Records shown —
_____
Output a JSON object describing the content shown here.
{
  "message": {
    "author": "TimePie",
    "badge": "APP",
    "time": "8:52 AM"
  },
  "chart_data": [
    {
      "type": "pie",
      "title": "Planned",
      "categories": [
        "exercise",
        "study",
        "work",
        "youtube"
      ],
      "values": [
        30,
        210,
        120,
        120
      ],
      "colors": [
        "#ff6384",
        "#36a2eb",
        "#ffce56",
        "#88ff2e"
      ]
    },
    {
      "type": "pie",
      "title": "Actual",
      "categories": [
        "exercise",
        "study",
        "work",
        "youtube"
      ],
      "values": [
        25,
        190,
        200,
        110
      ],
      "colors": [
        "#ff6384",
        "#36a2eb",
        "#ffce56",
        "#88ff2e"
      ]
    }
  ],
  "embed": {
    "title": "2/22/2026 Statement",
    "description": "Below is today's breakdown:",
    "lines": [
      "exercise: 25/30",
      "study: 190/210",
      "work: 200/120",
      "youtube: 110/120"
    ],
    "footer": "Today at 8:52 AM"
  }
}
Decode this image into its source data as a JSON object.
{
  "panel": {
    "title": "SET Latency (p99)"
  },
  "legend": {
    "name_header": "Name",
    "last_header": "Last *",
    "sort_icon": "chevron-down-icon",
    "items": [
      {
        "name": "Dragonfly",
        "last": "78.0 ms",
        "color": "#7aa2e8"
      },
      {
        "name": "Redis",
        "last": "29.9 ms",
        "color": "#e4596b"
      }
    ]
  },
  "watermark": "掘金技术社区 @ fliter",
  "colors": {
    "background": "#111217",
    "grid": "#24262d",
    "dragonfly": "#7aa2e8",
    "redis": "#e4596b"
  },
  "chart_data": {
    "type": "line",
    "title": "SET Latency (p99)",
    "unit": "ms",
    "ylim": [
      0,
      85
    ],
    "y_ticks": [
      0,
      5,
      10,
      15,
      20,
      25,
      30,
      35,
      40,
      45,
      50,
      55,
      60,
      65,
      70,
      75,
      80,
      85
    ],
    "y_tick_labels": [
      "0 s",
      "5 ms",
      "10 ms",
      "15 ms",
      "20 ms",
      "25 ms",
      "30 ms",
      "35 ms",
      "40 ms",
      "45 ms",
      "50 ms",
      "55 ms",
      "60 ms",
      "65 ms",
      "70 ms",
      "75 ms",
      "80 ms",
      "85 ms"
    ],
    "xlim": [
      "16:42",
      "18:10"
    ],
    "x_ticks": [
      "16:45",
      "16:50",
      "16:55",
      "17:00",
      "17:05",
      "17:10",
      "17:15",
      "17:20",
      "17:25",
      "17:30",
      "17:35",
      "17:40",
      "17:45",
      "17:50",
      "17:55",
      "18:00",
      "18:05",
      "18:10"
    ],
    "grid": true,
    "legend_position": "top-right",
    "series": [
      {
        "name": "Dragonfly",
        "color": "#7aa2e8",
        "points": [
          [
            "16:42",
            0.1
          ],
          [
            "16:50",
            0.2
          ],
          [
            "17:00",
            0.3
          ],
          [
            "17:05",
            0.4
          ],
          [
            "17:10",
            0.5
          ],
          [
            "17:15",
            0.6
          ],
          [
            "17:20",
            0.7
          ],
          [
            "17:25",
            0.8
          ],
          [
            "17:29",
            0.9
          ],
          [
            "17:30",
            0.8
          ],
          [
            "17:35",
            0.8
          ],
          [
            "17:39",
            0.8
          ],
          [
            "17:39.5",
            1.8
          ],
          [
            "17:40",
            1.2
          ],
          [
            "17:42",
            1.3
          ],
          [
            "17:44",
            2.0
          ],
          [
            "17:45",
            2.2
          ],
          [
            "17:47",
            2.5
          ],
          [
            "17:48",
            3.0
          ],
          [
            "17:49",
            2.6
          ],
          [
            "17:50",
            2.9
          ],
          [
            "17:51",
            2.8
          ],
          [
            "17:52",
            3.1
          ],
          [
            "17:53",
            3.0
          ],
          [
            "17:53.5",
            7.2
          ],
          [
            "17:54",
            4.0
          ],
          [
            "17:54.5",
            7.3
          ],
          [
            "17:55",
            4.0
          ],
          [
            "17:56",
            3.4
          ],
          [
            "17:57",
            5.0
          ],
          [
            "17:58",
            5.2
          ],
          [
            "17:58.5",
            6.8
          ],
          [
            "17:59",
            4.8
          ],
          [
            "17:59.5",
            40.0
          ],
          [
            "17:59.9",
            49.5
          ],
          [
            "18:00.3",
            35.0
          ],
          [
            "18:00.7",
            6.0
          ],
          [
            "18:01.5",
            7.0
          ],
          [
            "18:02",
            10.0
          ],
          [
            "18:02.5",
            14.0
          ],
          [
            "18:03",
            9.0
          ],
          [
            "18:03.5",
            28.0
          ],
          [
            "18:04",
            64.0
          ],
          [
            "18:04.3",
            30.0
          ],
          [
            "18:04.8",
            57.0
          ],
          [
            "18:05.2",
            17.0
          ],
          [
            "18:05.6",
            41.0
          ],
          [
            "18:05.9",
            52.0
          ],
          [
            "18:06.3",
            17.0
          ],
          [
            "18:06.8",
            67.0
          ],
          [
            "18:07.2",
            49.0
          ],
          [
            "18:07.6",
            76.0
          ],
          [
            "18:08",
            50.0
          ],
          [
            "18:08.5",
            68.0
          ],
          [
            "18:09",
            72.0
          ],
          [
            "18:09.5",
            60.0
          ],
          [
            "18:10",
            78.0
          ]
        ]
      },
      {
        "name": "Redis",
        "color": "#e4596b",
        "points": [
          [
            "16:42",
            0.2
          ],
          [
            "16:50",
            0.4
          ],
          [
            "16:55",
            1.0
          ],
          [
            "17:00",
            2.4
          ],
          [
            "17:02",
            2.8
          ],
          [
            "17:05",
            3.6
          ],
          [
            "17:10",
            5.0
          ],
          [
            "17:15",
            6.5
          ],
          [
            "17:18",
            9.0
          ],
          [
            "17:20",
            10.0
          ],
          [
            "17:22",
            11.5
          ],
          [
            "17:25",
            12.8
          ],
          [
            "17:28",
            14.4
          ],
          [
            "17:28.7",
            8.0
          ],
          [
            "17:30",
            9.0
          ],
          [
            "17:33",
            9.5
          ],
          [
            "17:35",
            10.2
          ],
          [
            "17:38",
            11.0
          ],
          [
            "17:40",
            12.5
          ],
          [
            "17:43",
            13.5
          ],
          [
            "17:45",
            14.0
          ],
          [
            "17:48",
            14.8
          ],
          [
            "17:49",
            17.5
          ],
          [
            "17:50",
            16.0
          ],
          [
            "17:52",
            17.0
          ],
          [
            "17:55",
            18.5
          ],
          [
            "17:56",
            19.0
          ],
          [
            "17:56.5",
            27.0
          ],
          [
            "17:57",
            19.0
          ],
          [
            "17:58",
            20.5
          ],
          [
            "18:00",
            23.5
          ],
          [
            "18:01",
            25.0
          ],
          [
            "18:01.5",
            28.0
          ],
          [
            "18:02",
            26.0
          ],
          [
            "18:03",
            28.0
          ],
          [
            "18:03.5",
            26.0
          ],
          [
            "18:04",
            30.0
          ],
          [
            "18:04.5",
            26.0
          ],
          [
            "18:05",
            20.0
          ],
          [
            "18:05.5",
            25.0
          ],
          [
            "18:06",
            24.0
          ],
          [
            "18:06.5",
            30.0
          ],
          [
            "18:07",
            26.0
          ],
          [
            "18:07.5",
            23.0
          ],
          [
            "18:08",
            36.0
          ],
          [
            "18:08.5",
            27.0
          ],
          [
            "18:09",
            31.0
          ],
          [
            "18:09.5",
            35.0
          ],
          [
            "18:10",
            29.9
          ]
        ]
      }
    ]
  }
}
_____
Objective —
Reproduce all the data word for word.

Answer to the problem —
Output a JSON object describing the content shown here.
{
  "message": {
    "author": "TimePie",
    "badge": "APP",
    "time": "8:52 AM"
  },
  "chart_data": [
    {
      "type": "pie",
      "title": "Planned",
      "categories": [
        "exercise",
        "study",
        "work",
        "youtube"
      ],
      "values": [
        30,
        210,
        120,
        120
      ],
      "colors": [
        "#ff6384",
        "#36a2eb",
        "#ffce56",
        "#88ff2e"
      ]
    },
    {
      "type": "pie",
      "title": "Actual",
      "categories": [
        "exercise",
        "study",
        "work",
        "youtube"
      ],
      "values": [
        25,
        190,
        200,
        110
      ],
      "colors": [
        "#ff6384",
        "#36a2eb",
        "#ffce56",
        "#88ff2e"
      ]
    }
  ],
  "embed": {
    "title": "2/22/2026 Statement",
    "description": "Below is today's breakdown:",
    "lines": [
      "exercise: 25/30",
      "study: 190/210",
      "work: 200/120",
      "youtube: 110/120"
    ],
    "footer": "Today at 8:52 AM"
  }
}
Decode this image into its source data as a JSON object.
{
  "panel": {
    "title": "SET Latency (p99)"
  },
  "legend": {
    "name_header": "Name",
    "last_header": "Last *",
    "sort_icon": "chevron-down-icon",
    "items": [
      {
        "name": "Dragonfly",
        "last": "78.0 ms",
        "color": "#7aa2e8"
      },
      {
        "name": "Redis",
        "last": "29.9 ms",
        "color": "#e4596b"
      }
    ]
  },
  "watermark": "掘金技术社区 @ fliter",
  "colors": {
    "background": "#111217",
    "grid": "#24262d",
    "dragonfly": "#7aa2e8",
    "redis": "#e4596b"
  },
  "chart_data": {
    "type": "line",
    "title": "SET Latency (p99)",
    "unit": "ms",
    "ylim": [
      0,
      85
    ],
    "y_ticks": [
      0,
      5,
      10,
      15,
      20,
      25,
      30,
      35,
      40,
      45,
      50,
      55,
      60,
      65,
      70,
      75,
      80,
      85
    ],
    "y_tick_labels": [
      "0 s",
      "5 ms",
      "10 ms",
      "15 ms",
      "20 ms",
      "25 ms",
      "30 ms",
      "35 ms",
      "40 ms",
      "45 ms",
      "50 ms",
      "55 ms",
      "60 ms",
      "65 ms",
      "70 ms",
      "75 ms",
      "80 ms",
      "85 ms"
    ],
    "xlim": [
      "16:42",
      "18:10"
    ],
    "x_ticks": [
      "16:45",
      "16:50",
      "16:55",
      "17:00",
      "17:05",
      "17:10",
      "17:15",
      "17:20",
      "17:25",
      "17:30",
      "17:35",
      "17:40",
      "17:45",
      "17:50",
      "17:55",
      "18:00",
      "18:05",
      "18:10"
    ],
    "grid": true,
    "legend_position": "top-right",
    "series": [
      {
        "name": "Dragonfly",
        "color": "#7aa2e8",
        "points": [
          [
            "16:42",
            0.1
          ],
          [
            "16:50",
            0.2
          ],
          [
            "17:00",
            0.3
          ],
          [
            "17:05",
            0.4
          ],
          [
            "17:10",
            0.5
          ],
          [
            "17:15",
            0.6
          ],
          [
            "17:20",
            0.7
          ],
          [
            "17:25",
            0.8
          ],
          [
            "17:29",
            0.9
          ],
          [
            "17:30",
            0.8
          ],
          [
            "17:35",
            0.8
          ],
          [
            "17:39",
            0.8
          ],
          [
            "17:39.5",
            1.8
          ],
          [
            "17:40",
            1.2
          ],
          [
            "17:42",
            1.3
          ],
          [
            "17:44",
            2.0
          ],
          [
            "17:45",
            2.2
          ],
          [
            "17:47",
            2.5
          ],
          [
            "17:48",
            3.0
          ],
          [
            "17:49",
            2.6
          ],
          [
            "17:50",
            2.9
          ],
          [
            "17:51",
            2.8
          ],
          [
            "17:52",
            3.1
          ],
          [
            "17:53",
            3.0
          ],
          [
            "17:53.5",
            7.2
          ],
          [
            "17:54",
            4.0
          ],
          [
            "17:54.5",
            7.3
          ],
          [
            "17:55",
            4.0
          ],
          [
            "17:56",
            3.4
          ],
          [
            "17:57",
            5.0
          ],
          [
            "17:58",
            5.2
          ],
          [
            "17:58.5",
            6.8
          ],
          [
            "17:59",
            4.8
          ],
          [
            "17:59.5",
            40.0
          ],
          [
            "17:59.9",
            49.5
          ],
          [
            "18:00.3",
            35.0
          ],
          [
            "18:00.7",
            6.0
          ],
          [
            "18:01.5",
            7.0
          ],
          [
            "18:02",
            10.0
          ],
          [
            "18:02.5",
            14.0
          ],
          [
            "18:03",
            9.0
          ],
          [
            "18:03.5",
            28.0
          ],
          [
            "18:04",
            64.0
          ],
          [
            "18:04.3",
            30.0
          ],
          [
            "18:04.8",
            57.0
          ],
          [
            "18:05.2",
            17.0
          ],
          [
            "18:05.6",
            41.0
          ],
          [
            "18:05.9",
            52.0
          ],
          [
            "18:06.3",
            17.0
          ],
          [
            "18:06.8",
            67.0
          ],
          [
            "18:07.2",
            49.0
          ],
          [
            "18:07.6",
            76.0
          ],
          [
            "18:08",
            50.0
          ],
          [
            "18:08.5",
            68.0
          ],
          [
            "18:09",
            72.0
          ],
          [
            "18:09.5",
            60.0
          ],
          [
            "18:10",
            78.0
          ]
        ]
      },
      {
        "name": "Redis",
        "color": "#e4596b",
        "points": [
          [
            "16:42",
            0.2
          ],
          [
            "16:50",
            0.4
          ],
          [
            "16:55",
            1.0
          ],
          [
            "17:00",
            2.4
          ],
          [
            "17:02",
            2.8
          ],
          [
            "17:05",
            3.6
          ],
          [
            "17:10",
            5.0
          ],
          [
            "17:15",
            6.5
          ],
          [
            "17:18",
            9.0
          ],
          [
            "17:20",
            10.0
          ],
          [
            "17:22",
            11.5
          ],
          [
            "17:25",
            12.8
          ],
          [
            "17:28",
            14.4
          ],
          [
            "17:28.7",
            8.0
          ],
          [
            "17:30",
            9.0
          ],
          [
            "17:33",
            9.5
          ],
          [
            "17:35",
            10.2
          ],
          [
            "17:38",
            11.0
          ],
          [
            "17:40",
            12.5
          ],
          [
            "17:43",
            13.5
          ],
          [
            "17:45",
            14.0
          ],
          [
            "17:48",
            14.8
          ],
          [
            "17:49",
            17.5
          ],
          [
            "17:50",
            16.0
          ],
          [
            "17:52",
            17.0
          ],
          [
            "17:55",
            18.5
          ],
          [
            "17:56",
            19.0
          ],
          [
            "17:56.5",
            27.0
          ],
          [
            "17:57",
            19.0
          ],
          [
            "17:58",
            20.5
          ],
          [
            "18:00",
            23.5
          ],
          [
            "18:01",
            25.0
          ],
          [
            "18:01.5",
            28.0
          ],
          [
            "18:02",
            26.0
          ],
          [
            "18:03",
            28.0
          ],
          [
            "18:03.5",
            26.0
          ],
          [
            "18:04",
            30.0
          ],
          [
            "18:04.5",
            26.0
          ],
          [
            "18:05",
            20.0
          ],
          [
            "18:05.5",
            25.0
          ],
          [
            "18:06",
            24.0
          ],
          [
            "18:06.5",
            30.0
          ],
          [
            "18:07",
            26.0
          ],
          [
            "18:07.5",
            23.0
          ],
          [
            "18:08",
            36.0
          ],
          [
            "18:08.5",
            27.0
          ],
          [
            "18:09",
            31.0
          ],
          [
            "18:09.5",
            35.0
          ],
          [
            "18:10",
            29.9
          ]
        ]
      }
    ]
  }
}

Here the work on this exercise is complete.